▶ WHAT YOU HAVE TO DO: Return the count of lines that hold the string "values", with no other words.

--------------------------------------------------

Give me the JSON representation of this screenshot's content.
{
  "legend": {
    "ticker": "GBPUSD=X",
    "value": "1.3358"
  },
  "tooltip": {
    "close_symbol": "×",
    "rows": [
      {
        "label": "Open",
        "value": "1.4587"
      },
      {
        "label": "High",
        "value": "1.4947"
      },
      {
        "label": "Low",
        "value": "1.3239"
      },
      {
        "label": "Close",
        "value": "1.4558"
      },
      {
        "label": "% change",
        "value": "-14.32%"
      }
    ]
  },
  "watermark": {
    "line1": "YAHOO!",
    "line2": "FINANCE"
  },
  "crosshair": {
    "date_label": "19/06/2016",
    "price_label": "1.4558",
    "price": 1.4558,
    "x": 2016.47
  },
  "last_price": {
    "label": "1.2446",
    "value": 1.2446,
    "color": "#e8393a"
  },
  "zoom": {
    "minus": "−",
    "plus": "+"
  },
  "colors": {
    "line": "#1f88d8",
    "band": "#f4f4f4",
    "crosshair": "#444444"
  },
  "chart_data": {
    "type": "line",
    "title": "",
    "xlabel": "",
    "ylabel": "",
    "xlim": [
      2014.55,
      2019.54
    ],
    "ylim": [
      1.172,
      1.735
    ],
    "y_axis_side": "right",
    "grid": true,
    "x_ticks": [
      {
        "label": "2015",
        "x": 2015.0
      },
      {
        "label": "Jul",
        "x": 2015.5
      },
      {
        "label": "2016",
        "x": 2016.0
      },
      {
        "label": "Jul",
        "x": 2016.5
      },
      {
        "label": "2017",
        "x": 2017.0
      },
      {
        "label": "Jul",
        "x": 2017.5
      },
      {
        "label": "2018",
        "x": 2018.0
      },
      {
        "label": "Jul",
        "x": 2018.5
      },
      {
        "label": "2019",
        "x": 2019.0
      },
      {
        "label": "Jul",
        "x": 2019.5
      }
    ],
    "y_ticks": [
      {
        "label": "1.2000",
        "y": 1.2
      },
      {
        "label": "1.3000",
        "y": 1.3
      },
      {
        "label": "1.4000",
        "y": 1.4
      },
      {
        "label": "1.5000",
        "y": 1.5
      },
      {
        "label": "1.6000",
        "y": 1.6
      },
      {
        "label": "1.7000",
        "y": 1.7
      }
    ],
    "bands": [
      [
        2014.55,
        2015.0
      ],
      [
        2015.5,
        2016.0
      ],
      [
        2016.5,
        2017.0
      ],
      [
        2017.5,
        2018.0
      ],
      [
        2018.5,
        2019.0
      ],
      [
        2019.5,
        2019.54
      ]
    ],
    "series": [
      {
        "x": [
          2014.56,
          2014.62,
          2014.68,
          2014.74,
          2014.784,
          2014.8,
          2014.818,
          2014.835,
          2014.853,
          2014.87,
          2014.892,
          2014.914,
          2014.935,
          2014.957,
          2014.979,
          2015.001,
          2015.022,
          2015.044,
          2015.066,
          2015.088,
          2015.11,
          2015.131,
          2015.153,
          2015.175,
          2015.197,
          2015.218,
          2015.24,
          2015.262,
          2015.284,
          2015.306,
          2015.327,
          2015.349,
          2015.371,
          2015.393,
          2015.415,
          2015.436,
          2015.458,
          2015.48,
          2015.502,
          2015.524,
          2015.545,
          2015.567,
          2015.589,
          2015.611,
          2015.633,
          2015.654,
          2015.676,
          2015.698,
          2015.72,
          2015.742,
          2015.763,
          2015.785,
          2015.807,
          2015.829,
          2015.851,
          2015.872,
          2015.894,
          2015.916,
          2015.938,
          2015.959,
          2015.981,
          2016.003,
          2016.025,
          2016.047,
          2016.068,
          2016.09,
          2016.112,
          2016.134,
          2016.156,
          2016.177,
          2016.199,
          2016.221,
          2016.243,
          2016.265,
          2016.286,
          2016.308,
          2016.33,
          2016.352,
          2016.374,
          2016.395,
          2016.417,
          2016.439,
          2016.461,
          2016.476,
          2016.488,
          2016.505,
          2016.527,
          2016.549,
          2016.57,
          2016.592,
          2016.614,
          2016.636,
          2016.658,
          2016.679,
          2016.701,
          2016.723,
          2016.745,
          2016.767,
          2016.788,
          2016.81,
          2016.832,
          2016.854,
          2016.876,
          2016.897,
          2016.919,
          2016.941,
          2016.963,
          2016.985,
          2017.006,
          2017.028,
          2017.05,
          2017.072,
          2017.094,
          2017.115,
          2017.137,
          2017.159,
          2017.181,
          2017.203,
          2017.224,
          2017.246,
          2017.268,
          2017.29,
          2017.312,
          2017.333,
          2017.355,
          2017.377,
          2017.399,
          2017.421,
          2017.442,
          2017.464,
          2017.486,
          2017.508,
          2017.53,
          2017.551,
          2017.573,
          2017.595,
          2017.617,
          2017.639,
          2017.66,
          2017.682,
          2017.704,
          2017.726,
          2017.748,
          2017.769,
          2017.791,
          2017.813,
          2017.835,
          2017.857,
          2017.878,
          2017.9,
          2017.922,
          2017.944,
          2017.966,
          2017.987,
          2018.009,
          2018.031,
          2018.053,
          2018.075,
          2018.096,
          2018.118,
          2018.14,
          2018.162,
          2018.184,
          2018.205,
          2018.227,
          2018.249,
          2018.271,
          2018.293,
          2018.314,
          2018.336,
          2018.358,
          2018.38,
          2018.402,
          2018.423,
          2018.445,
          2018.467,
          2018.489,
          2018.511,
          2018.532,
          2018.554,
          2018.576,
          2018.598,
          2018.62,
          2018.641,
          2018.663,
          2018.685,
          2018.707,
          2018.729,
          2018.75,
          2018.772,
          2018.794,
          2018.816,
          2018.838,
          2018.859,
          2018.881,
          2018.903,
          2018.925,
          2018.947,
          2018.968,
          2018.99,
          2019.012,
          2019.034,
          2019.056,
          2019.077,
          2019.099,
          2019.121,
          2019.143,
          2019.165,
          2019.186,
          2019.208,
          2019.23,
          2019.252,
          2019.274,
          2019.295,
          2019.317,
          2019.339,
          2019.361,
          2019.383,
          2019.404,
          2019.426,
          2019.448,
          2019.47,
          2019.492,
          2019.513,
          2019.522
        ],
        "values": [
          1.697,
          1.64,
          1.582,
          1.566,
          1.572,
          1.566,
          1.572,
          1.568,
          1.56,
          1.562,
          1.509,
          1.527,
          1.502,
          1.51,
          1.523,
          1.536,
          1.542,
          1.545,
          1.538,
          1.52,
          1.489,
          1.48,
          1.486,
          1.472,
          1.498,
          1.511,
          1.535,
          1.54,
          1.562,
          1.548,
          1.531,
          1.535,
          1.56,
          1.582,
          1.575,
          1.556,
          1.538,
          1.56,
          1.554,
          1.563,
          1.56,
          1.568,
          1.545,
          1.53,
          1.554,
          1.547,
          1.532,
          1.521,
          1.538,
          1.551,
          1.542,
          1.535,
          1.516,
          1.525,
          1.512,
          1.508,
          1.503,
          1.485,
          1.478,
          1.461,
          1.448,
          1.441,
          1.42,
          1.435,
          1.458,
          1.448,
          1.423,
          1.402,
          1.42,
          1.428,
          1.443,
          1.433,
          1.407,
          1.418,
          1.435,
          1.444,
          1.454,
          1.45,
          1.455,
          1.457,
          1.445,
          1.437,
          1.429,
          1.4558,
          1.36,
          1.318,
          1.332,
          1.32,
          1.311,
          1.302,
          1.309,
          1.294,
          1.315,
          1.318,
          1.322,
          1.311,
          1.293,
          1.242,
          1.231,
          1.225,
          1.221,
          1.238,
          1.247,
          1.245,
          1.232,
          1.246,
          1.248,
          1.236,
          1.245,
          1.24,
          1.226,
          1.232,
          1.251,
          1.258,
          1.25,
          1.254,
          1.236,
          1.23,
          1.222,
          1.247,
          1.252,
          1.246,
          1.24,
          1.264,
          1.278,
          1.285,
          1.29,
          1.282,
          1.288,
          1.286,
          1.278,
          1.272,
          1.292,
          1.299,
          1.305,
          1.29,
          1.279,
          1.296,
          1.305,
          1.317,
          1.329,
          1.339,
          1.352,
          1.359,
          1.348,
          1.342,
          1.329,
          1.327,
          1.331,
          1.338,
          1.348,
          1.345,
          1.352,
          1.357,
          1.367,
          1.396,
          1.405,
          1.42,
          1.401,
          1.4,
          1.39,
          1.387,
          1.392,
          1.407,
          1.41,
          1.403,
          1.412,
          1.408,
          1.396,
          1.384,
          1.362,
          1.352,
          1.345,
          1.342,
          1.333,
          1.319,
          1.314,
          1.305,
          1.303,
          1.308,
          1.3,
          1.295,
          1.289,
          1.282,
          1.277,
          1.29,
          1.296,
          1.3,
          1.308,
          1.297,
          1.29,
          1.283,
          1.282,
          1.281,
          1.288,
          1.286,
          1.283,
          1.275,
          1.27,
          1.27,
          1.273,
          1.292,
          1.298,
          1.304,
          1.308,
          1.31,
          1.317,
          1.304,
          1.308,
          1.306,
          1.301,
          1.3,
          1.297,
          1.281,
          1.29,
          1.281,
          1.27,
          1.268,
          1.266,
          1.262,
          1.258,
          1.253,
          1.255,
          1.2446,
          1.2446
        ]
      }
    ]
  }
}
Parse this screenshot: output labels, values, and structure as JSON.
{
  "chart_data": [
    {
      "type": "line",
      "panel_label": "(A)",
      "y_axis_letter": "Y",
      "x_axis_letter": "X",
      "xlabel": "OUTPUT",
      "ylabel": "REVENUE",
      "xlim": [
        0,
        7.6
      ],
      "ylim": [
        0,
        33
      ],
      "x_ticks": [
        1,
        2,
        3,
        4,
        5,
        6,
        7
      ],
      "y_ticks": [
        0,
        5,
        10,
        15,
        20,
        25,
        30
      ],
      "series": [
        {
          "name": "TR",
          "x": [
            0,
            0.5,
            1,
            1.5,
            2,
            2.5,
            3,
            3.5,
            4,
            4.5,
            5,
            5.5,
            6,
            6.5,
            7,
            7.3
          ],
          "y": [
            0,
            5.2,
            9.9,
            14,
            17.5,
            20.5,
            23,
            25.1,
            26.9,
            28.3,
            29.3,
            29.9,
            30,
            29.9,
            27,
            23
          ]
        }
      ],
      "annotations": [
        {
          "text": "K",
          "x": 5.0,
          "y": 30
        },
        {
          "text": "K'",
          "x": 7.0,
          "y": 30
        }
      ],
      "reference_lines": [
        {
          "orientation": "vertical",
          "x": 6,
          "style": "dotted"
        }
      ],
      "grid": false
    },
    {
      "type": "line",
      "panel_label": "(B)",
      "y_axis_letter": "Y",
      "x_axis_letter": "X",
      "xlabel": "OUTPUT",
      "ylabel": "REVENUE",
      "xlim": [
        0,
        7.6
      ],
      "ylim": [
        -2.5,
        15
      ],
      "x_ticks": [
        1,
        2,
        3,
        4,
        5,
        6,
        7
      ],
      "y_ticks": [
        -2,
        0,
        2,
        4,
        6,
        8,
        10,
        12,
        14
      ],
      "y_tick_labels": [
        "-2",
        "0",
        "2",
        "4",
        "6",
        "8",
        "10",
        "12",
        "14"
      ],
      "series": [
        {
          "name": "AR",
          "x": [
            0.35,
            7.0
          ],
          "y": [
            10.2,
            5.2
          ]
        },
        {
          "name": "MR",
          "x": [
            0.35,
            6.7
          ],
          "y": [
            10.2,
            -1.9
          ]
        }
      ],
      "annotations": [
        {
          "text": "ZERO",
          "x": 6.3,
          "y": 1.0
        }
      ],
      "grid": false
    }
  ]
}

--------------------------------------------------

▶ EXERCISE OUTPUT: 2